§ **Goal**
Look for the string "this" in the lines and copy each line that has it.

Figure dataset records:
------------------------------------------------

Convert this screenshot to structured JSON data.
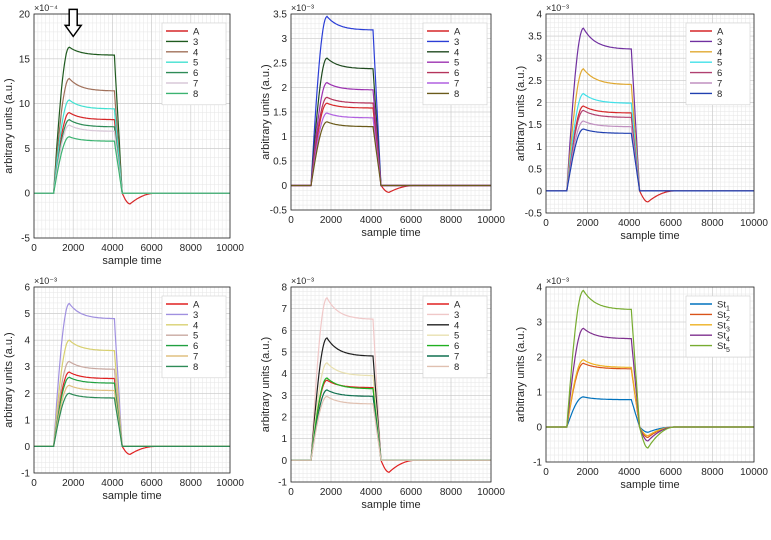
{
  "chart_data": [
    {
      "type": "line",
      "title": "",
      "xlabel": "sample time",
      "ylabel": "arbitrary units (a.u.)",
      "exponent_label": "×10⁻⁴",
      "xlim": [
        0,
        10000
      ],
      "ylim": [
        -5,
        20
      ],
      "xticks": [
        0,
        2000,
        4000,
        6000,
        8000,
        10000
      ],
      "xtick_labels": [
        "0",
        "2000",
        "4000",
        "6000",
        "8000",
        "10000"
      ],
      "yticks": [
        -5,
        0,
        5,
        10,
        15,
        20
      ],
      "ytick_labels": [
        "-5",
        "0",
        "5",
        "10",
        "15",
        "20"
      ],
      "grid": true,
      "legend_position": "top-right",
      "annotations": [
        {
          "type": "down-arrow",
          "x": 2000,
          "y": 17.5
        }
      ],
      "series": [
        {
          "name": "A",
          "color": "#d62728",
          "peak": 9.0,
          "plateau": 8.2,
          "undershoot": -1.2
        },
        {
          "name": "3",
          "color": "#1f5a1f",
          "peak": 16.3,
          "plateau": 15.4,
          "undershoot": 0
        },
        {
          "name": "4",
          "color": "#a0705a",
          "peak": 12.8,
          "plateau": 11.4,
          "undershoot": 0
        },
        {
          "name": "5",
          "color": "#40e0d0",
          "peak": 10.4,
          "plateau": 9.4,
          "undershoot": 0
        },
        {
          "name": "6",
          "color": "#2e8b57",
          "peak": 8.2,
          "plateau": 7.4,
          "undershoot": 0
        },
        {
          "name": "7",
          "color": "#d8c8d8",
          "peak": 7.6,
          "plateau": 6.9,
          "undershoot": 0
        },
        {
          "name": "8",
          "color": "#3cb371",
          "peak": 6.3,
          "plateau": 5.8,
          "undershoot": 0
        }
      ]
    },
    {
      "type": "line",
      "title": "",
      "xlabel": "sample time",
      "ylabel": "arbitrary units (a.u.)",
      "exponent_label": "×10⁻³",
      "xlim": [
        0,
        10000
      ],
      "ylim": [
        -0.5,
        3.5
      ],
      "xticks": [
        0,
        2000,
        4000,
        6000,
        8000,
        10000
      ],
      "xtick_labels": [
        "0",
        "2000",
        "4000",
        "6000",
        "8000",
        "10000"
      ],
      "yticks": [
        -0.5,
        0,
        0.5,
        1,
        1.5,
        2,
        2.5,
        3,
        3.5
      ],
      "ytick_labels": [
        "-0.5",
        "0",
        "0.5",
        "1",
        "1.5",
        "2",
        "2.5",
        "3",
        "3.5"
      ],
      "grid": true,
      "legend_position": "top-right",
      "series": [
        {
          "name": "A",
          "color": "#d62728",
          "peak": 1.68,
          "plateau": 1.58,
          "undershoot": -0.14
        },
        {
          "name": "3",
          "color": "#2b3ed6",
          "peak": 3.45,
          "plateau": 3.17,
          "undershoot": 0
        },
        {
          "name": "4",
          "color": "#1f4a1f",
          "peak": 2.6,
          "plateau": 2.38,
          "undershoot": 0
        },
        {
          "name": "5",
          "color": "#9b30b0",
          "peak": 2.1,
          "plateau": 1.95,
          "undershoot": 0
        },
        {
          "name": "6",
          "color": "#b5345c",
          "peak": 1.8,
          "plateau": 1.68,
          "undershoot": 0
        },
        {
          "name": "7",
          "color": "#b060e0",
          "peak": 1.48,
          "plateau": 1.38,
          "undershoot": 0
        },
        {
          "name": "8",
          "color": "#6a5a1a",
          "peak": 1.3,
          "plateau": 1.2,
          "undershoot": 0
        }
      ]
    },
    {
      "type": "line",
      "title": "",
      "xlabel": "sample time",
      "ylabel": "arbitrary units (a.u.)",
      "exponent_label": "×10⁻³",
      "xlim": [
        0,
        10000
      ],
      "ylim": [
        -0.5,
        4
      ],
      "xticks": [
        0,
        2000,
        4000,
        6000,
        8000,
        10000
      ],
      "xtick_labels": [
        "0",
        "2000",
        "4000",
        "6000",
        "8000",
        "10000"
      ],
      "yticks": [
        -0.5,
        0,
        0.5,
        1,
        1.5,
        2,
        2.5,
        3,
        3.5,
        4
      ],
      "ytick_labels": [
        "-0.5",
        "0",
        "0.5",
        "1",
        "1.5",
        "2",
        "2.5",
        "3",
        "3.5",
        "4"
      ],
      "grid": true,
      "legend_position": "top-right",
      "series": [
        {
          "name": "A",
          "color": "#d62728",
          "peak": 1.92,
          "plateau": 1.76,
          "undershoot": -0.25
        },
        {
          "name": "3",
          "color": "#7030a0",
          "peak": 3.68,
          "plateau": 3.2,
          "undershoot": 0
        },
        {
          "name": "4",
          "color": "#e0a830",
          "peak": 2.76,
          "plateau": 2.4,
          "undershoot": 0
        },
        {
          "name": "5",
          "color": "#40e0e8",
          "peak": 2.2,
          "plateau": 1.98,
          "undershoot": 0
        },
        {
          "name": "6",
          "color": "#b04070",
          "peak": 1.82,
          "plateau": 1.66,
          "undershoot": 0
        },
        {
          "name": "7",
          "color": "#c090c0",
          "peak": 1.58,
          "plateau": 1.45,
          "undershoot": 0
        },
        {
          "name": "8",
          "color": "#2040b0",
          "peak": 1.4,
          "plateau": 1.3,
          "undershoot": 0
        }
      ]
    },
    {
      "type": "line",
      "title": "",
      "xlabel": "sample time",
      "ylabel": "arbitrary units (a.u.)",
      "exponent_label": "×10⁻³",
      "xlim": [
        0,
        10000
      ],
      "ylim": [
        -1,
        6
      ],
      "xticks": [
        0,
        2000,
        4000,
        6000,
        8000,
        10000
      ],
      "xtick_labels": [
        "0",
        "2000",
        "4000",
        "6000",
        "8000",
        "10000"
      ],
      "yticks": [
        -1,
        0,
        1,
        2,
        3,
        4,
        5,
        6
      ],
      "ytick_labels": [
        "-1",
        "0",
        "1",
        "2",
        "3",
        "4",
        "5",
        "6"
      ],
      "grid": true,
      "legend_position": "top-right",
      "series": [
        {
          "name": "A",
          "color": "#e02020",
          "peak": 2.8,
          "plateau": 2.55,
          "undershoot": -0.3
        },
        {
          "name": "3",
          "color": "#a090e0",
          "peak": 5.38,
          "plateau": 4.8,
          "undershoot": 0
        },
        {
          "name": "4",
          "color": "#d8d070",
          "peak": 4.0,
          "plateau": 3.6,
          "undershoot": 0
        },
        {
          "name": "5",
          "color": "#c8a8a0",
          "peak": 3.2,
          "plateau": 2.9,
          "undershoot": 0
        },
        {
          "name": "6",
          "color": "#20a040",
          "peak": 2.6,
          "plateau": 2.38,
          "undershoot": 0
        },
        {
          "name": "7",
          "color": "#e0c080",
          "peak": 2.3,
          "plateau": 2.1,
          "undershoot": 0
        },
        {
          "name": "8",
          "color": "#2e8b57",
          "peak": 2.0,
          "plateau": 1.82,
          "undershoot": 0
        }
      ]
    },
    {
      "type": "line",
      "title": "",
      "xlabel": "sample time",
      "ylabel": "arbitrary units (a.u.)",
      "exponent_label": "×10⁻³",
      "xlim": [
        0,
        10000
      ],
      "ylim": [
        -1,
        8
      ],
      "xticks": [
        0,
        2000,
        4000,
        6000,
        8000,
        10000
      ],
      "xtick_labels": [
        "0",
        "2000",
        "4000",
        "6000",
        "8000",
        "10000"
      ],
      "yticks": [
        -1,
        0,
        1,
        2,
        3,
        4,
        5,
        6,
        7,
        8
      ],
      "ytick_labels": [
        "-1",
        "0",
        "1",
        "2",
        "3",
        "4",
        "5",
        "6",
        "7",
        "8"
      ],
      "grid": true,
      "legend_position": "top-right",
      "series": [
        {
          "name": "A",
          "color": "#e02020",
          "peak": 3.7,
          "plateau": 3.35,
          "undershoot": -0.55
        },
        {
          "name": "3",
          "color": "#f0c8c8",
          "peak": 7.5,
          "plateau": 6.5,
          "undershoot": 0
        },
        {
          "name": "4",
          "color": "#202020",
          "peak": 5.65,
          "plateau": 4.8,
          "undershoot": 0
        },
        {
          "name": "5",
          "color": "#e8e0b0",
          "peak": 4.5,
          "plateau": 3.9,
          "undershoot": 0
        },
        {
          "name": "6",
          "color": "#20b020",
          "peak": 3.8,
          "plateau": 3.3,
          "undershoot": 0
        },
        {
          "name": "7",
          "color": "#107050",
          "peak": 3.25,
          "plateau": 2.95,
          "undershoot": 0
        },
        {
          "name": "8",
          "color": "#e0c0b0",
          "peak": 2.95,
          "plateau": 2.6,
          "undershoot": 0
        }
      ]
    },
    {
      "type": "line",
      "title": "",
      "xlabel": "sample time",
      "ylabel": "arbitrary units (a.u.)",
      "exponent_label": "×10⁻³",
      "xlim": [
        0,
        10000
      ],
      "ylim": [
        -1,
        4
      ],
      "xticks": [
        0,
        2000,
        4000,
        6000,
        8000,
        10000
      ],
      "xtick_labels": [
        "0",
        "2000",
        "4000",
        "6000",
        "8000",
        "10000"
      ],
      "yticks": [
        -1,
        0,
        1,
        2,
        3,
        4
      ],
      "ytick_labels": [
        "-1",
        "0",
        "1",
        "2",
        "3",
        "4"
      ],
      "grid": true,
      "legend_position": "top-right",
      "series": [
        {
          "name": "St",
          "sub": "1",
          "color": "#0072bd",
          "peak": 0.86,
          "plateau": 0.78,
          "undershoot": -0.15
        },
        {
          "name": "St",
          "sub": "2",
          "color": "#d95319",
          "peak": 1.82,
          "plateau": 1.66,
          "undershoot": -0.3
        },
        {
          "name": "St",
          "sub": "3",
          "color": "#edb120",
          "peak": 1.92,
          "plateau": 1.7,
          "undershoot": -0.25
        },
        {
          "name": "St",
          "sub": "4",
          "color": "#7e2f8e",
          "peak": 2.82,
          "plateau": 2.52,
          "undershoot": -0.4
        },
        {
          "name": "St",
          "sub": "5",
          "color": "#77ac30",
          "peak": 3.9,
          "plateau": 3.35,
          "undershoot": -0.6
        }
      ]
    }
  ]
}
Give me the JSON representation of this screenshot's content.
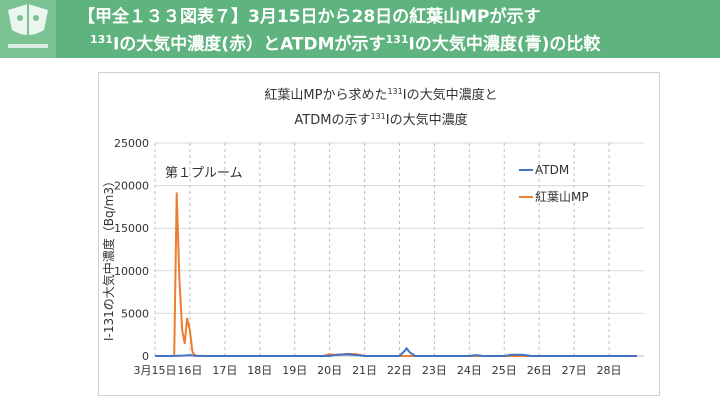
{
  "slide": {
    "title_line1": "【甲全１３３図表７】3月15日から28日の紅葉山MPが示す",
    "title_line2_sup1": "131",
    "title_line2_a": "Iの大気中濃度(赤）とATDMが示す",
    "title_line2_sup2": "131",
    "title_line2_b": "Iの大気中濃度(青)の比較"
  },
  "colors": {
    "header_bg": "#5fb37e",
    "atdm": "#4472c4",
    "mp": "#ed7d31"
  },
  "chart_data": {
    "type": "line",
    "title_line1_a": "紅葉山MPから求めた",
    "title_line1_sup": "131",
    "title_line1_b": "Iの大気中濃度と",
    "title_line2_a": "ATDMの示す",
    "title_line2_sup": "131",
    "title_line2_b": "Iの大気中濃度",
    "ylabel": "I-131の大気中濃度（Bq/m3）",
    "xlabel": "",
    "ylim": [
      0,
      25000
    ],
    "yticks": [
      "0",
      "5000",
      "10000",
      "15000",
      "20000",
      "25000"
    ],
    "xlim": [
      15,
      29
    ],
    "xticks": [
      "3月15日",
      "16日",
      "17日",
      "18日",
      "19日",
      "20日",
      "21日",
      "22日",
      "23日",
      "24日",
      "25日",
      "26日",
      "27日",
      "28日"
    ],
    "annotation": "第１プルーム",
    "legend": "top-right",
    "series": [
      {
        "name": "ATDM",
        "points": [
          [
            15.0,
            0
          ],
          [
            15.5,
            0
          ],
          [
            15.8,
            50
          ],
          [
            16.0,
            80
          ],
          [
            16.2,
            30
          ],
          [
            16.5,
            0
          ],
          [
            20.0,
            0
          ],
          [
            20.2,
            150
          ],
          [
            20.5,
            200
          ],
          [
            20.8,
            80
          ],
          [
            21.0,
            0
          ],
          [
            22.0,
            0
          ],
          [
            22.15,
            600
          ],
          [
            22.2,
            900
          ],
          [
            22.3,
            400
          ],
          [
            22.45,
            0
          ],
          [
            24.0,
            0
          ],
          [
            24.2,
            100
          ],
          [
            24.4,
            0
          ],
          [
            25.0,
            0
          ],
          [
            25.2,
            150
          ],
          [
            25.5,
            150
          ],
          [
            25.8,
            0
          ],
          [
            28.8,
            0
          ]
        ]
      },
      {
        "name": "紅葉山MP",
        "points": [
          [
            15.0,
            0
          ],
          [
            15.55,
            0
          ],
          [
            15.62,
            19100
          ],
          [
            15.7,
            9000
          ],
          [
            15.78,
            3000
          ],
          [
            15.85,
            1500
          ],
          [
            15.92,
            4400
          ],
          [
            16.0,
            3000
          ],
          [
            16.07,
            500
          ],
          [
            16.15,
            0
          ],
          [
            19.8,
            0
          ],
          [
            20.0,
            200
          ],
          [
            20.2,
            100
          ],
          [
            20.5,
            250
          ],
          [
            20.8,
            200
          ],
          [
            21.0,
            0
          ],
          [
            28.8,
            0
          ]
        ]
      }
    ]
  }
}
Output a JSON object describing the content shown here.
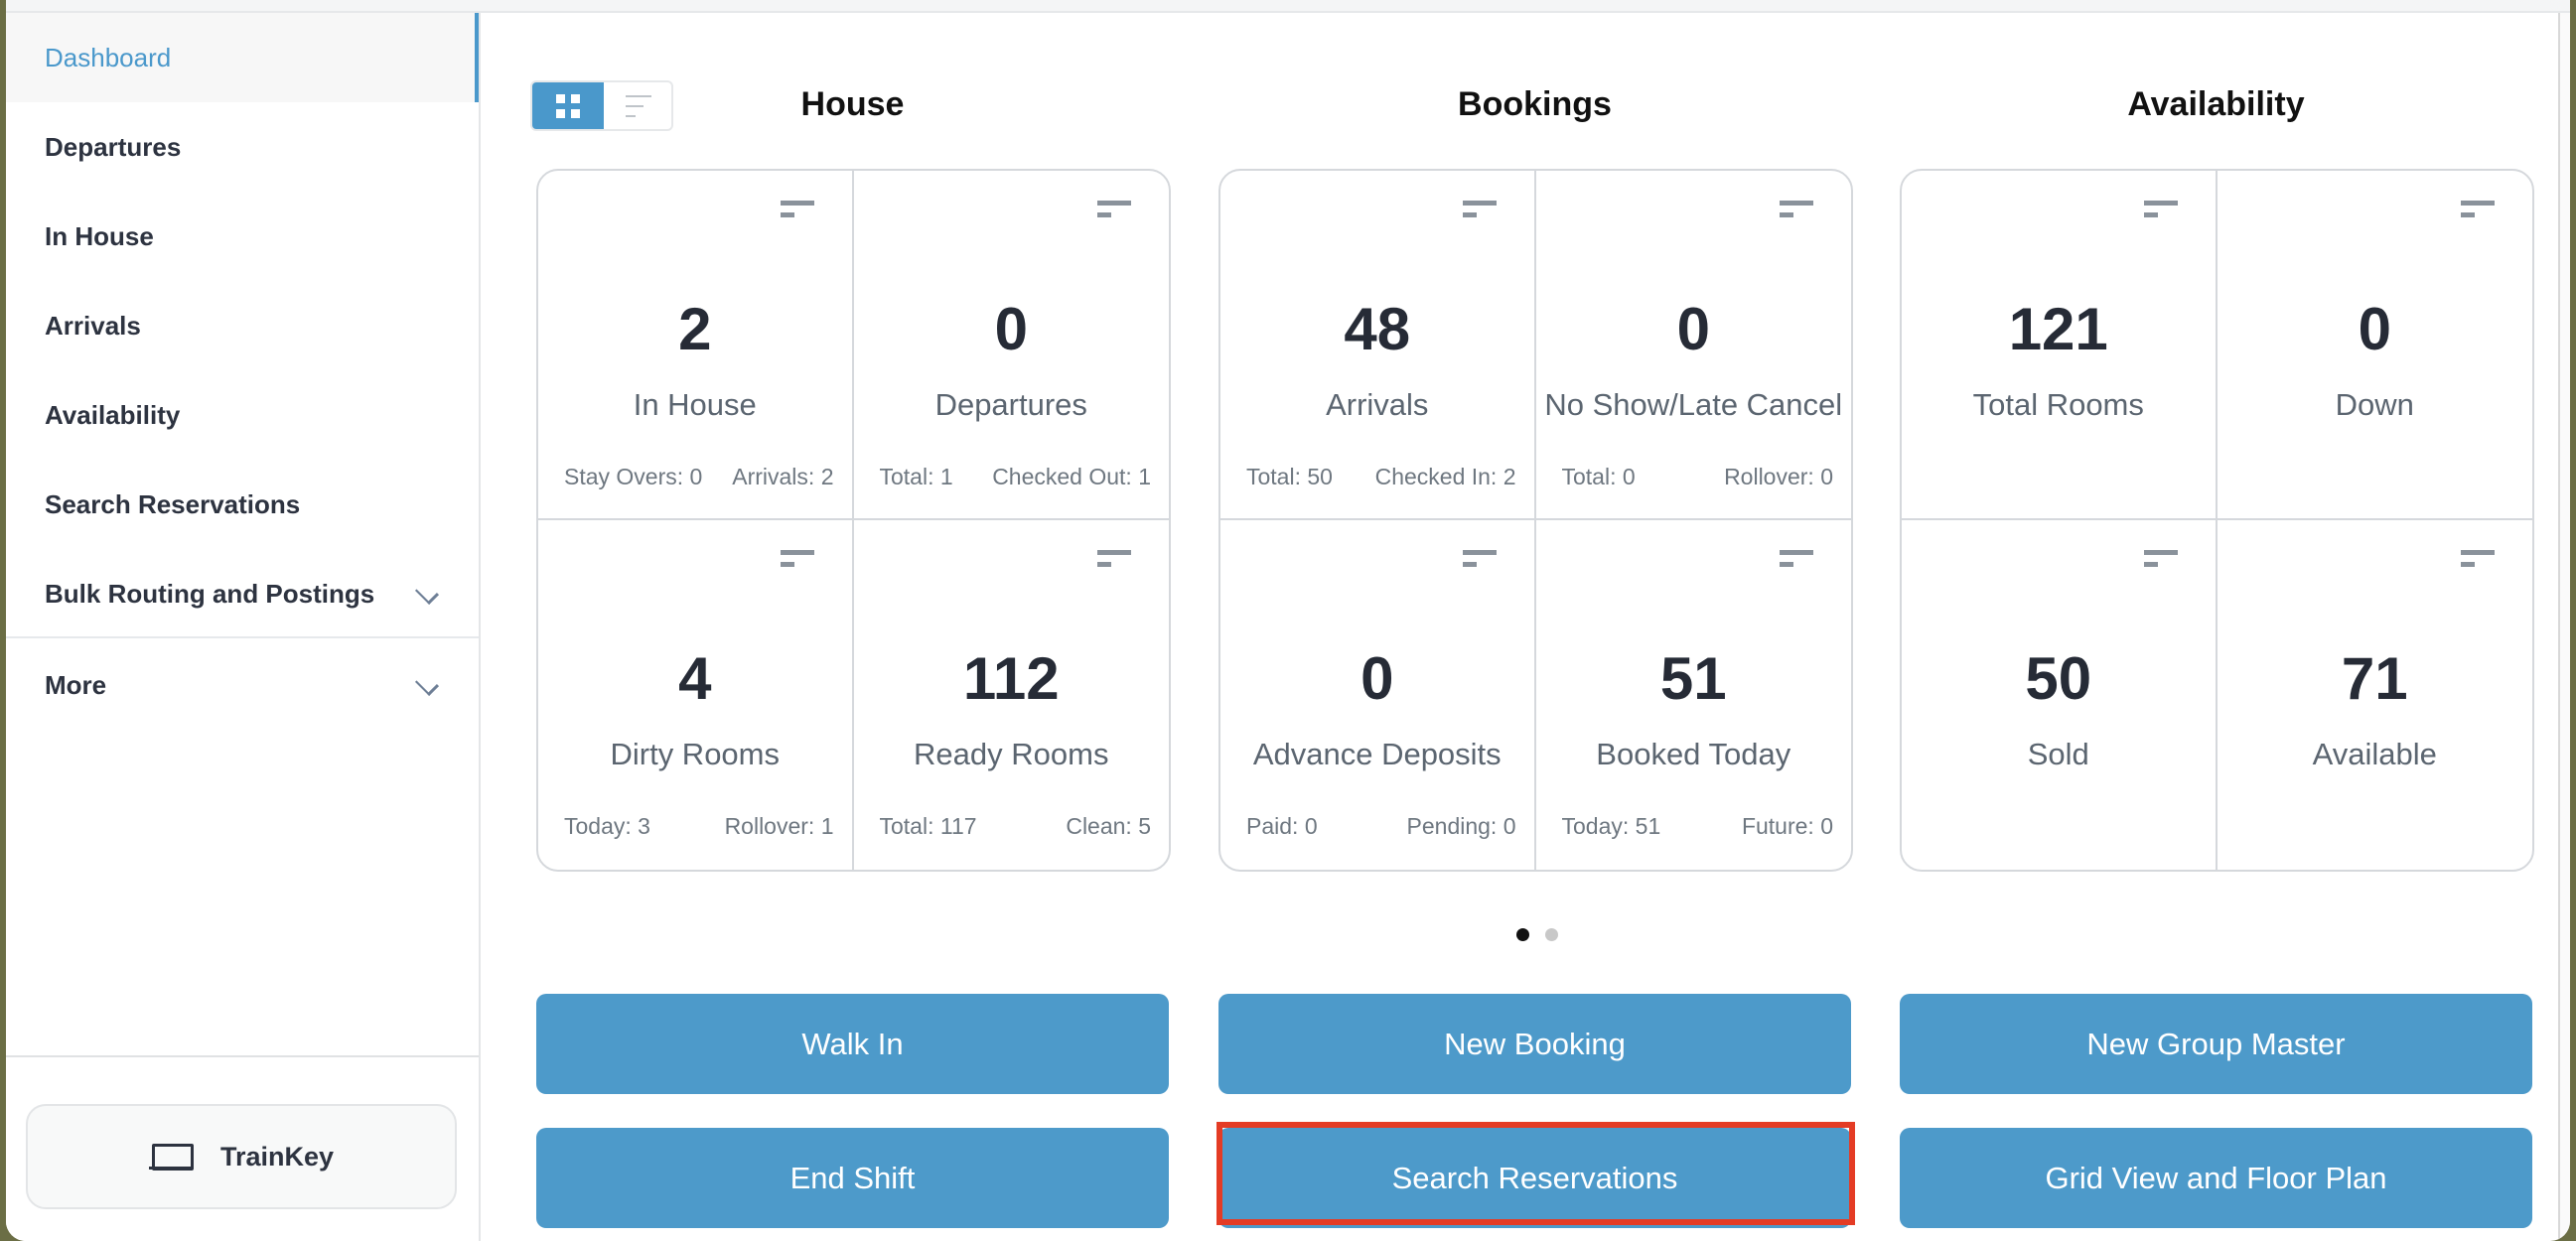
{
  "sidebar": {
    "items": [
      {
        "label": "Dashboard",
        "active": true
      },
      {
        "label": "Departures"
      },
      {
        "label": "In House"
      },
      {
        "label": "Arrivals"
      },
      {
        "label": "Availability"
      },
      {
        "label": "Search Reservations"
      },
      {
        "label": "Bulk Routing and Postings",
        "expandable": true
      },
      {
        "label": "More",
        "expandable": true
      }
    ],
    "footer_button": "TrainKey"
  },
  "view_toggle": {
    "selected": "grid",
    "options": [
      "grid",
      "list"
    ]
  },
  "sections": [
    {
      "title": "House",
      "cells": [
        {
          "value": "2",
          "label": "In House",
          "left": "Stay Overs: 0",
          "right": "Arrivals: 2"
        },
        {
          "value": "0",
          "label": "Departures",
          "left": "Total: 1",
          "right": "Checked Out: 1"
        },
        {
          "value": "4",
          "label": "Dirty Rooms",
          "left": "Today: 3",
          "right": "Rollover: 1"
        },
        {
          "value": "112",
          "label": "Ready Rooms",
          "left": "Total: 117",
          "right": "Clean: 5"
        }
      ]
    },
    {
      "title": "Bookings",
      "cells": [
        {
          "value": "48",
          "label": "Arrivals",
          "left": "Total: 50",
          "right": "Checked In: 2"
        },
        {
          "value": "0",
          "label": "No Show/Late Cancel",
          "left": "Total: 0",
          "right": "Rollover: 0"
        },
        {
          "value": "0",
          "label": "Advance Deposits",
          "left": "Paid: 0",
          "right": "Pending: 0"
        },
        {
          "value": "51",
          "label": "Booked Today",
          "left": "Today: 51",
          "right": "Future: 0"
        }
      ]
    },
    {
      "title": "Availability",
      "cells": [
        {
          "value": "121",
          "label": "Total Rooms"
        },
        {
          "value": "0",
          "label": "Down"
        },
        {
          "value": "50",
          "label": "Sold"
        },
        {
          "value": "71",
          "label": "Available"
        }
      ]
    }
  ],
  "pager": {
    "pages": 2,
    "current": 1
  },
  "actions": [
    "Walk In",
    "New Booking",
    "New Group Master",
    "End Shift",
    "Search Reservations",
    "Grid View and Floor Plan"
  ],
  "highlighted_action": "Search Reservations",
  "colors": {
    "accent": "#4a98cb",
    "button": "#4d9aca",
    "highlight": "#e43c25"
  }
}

------------------------------------------------

§ **Exercise answer**
Convert this screenshot to structured JSON data.
Give me the JSON representation of this screenshot's content.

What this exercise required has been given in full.